[Dataset excerpt]
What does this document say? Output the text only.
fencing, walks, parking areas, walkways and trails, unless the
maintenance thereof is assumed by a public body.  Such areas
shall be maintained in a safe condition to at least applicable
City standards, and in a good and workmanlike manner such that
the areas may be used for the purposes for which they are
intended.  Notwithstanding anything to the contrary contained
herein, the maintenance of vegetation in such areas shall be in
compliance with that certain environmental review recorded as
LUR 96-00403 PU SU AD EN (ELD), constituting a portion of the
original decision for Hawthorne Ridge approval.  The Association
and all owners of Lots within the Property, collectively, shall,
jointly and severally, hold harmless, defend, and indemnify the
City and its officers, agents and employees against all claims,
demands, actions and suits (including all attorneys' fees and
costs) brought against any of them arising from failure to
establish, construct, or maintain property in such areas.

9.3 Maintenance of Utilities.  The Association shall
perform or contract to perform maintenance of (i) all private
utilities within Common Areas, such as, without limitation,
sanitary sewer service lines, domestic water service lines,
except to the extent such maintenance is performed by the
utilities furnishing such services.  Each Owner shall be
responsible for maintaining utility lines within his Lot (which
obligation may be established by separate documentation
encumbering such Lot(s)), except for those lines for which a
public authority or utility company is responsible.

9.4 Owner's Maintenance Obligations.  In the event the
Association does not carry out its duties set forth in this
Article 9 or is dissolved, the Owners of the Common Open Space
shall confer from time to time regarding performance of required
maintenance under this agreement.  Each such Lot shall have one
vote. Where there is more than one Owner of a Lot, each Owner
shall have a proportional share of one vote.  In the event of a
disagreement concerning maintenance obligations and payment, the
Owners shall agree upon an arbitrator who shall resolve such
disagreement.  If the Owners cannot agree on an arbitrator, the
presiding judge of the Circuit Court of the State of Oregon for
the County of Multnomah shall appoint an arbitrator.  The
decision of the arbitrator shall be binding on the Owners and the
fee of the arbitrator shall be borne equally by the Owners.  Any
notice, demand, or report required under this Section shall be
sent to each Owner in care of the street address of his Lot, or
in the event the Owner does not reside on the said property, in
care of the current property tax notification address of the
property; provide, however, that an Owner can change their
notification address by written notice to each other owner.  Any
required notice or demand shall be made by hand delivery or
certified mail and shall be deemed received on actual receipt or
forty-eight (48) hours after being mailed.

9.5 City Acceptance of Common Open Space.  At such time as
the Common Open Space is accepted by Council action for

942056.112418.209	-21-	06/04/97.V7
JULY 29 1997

### Your objective
Filter out all lines lacking the word "that" and copy the rest.

### Full solution
City standards, and in a good and workmanlike manner such that
compliance with that certain environmental review recorded as
property; provide, however, that an Owner can change their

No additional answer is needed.